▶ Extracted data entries
▬▬▬▬▬▬▬▬▬▬
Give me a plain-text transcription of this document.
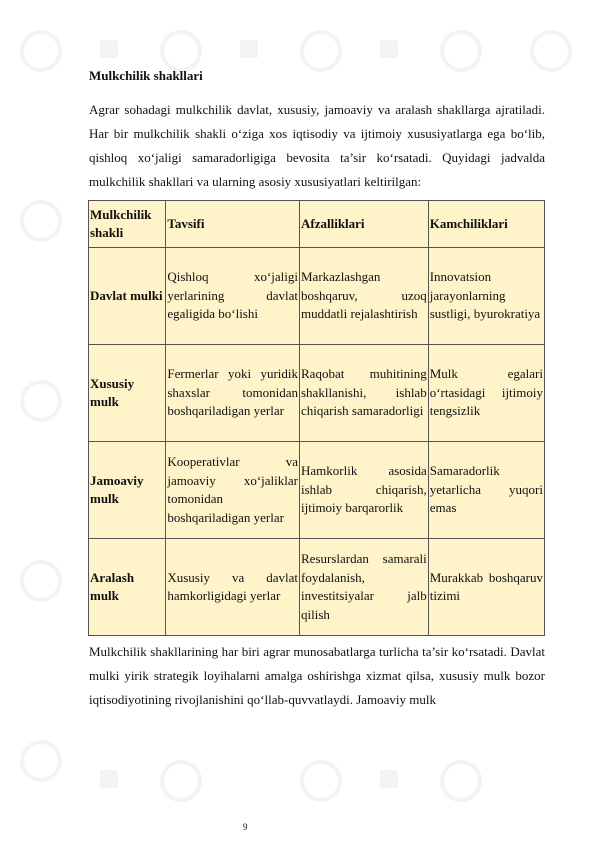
Mulkchilik shakllari

Agrar sohadagi mulkchilik davlat, xususiy, jamoaviy va aralash shakllarga ajratiladi. Har bir mulkchilik shakli o‘ziga xos iqtisodiy va ijtimoiy xususiyatlarga ega bo‘lib, qishloq xo‘jaligi samaradorligiga bevosita ta’sir ko‘rsatadi. Quyidagi jadvalda mulkchilik shakllari va ularning asosiy xususiyatlari keltirilgan:

Mulkchilik shakli	Tavsifi	Afzalliklari	Kamchiliklari
Davlat mulki	Qishloq xo‘jaligi yerlarining davlat egaligida bo‘lishi	Markazlashgan boshqaruv, uzoq muddatli rejalashtirish	Innovatsion jarayonlarning sustligi, byurokratiya
Xususiy mulk	Fermerlar yoki yuridik shaxslar tomonidan boshqariladigan yerlar	Raqobat muhitining shakllanishi, ishlab chiqarish samaradorligi	Mulk egalari o‘rtasidagi ijtimoiy tengsizlik
Jamoaviy mulk	Kooperativlar va jamoaviy xo‘jaliklar tomonidan boshqariladigan yerlar	Hamkorlik asosida ishlab chiqarish, ijtimoiy barqarorlik	Samaradorlik yetarlicha yuqori emas
Aralash mulk	Xususiy va davlat hamkorligidagi yerlar	Resurslardan samarali foydalanish, investitsiyalar jalb qilish	Murakkab boshqaruv tizimi

Mulkchilik shakllarining har biri agrar munosabatlarga turlicha ta’sir ko‘rsatadi. Davlat mulki yirik strategik loyihalarni amalga oshirishga xizmat qilsa, xususiy mulk bozor iqtisodiyotining rivojlanishini qo‘llab-quvvatlaydi. Jamoaviy mulk

9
▬▬▬▬▬▬▬▬▬▬
Repeat the lines above exactly, and keep every picture out.

▶ THE COMPLETED TASK
Give me a plain-text transcription of this document.
Mulkchilik shakllari

Agrar sohadagi mulkchilik davlat, xususiy, jamoaviy va aralash shakllarga ajratiladi. Har bir mulkchilik shakli o‘ziga xos iqtisodiy va ijtimoiy xususiyatlarga ega bo‘lib, qishloq xo‘jaligi samaradorligiga bevosita ta’sir ko‘rsatadi. Quyidagi jadvalda mulkchilik shakllari va ularning asosiy xususiyatlari keltirilgan:

Mulkchilik shakli	Tavsifi	Afzalliklari	Kamchiliklari
Davlat mulki	Qishloq xo‘jaligi yerlarining davlat egaligida bo‘lishi	Markazlashgan boshqaruv, uzoq muddatli rejalashtirish	Innovatsion jarayonlarning sustligi, byurokratiya
Xususiy mulk	Fermerlar yoki yuridik shaxslar tomonidan boshqariladigan yerlar	Raqobat muhitining shakllanishi, ishlab chiqarish samaradorligi	Mulk egalari o‘rtasidagi ijtimoiy tengsizlik
Jamoaviy mulk	Kooperativlar va jamoaviy xo‘jaliklar tomonidan boshqariladigan yerlar	Hamkorlik asosida ishlab chiqarish, ijtimoiy barqarorlik	Samaradorlik yetarlicha yuqori emas
Aralash mulk	Xususiy va davlat hamkorligidagi yerlar	Resurslardan samarali foydalanish, investitsiyalar jalb qilish	Murakkab boshqaruv tizimi

Mulkchilik shakllarining har biri agrar munosabatlarga turlicha ta’sir ko‘rsatadi. Davlat mulki yirik strategik loyihalarni amalga oshirishga xizmat qilsa, xususiy mulk bozor iqtisodiyotining rivojlanishini qo‘llab-quvvatlaydi. Jamoaviy mulk

9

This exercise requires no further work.